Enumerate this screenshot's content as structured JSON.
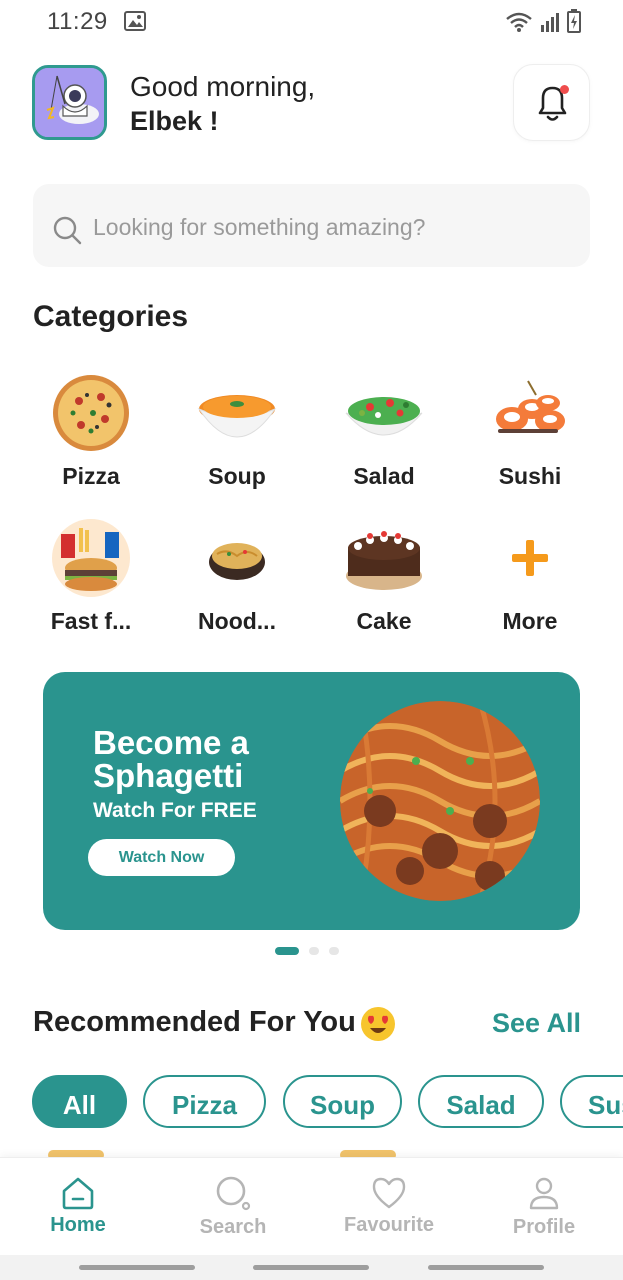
{
  "status_bar": {
    "time": "11:29"
  },
  "header": {
    "greeting": "Good morning,",
    "user_name": "Elbek !"
  },
  "search": {
    "placeholder": "Looking for something amazing?"
  },
  "categories": {
    "title": "Categories",
    "items": [
      {
        "label": "Pizza",
        "icon": "pizza-icon"
      },
      {
        "label": "Soup",
        "icon": "soup-icon"
      },
      {
        "label": "Salad",
        "icon": "salad-icon"
      },
      {
        "label": "Sushi",
        "icon": "sushi-icon"
      },
      {
        "label": "Fast f...",
        "icon": "fast-food-icon"
      },
      {
        "label": "Nood...",
        "icon": "noodles-icon"
      },
      {
        "label": "Cake",
        "icon": "cake-icon"
      },
      {
        "label": "More",
        "icon": "plus-icon"
      }
    ]
  },
  "banner": {
    "title_line1": "Become a",
    "title_line2": "Sphagetti",
    "subtitle": "Watch For FREE",
    "button_label": "Watch Now",
    "active_slide": 1,
    "slide_count": 3
  },
  "recommended": {
    "title": "Recommended For You",
    "see_all": "See All",
    "filters": [
      "All",
      "Pizza",
      "Soup",
      "Salad",
      "Sus"
    ],
    "active_filter": "All"
  },
  "bottom_nav": {
    "items": [
      {
        "label": "Home",
        "icon": "home-icon",
        "active": true
      },
      {
        "label": "Search",
        "icon": "search-icon",
        "active": false
      },
      {
        "label": "Favourite",
        "icon": "heart-icon",
        "active": false
      },
      {
        "label": "Profile",
        "icon": "profile-icon",
        "active": false
      }
    ]
  },
  "colors": {
    "accent": "#2a948e",
    "notification_dot": "#ef4d4d",
    "plus_orange": "#f59a1b"
  }
}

WRITTEN INSTRUCTION:
Repeat each entry precisely as it appears. Leave the pictures out.

EXERCISE SOLUTION:
Enumerate this screenshot's content as structured JSON.
{
  "status_bar": {
    "time": "11:29"
  },
  "header": {
    "greeting": "Good morning,",
    "user_name": "Elbek !"
  },
  "search": {
    "placeholder": "Looking for something amazing?"
  },
  "categories": {
    "title": "Categories",
    "items": [
      {
        "label": "Pizza",
        "icon": "pizza-icon"
      },
      {
        "label": "Soup",
        "icon": "soup-icon"
      },
      {
        "label": "Salad",
        "icon": "salad-icon"
      },
      {
        "label": "Sushi",
        "icon": "sushi-icon"
      },
      {
        "label": "Fast f...",
        "icon": "fast-food-icon"
      },
      {
        "label": "Nood...",
        "icon": "noodles-icon"
      },
      {
        "label": "Cake",
        "icon": "cake-icon"
      },
      {
        "label": "More",
        "icon": "plus-icon"
      }
    ]
  },
  "banner": {
    "title_line1": "Become a",
    "title_line2": "Sphagetti",
    "subtitle": "Watch For FREE",
    "button_label": "Watch Now",
    "active_slide": 1,
    "slide_count": 3
  },
  "recommended": {
    "title": "Recommended For You",
    "see_all": "See All",
    "filters": [
      "All",
      "Pizza",
      "Soup",
      "Salad",
      "Sus"
    ],
    "active_filter": "All"
  },
  "bottom_nav": {
    "items": [
      {
        "label": "Home",
        "icon": "home-icon",
        "active": true
      },
      {
        "label": "Search",
        "icon": "search-icon",
        "active": false
      },
      {
        "label": "Favourite",
        "icon": "heart-icon",
        "active": false
      },
      {
        "label": "Profile",
        "icon": "profile-icon",
        "active": false
      }
    ]
  },
  "colors": {
    "accent": "#2a948e",
    "notification_dot": "#ef4d4d",
    "plus_orange": "#f59a1b"
  }
}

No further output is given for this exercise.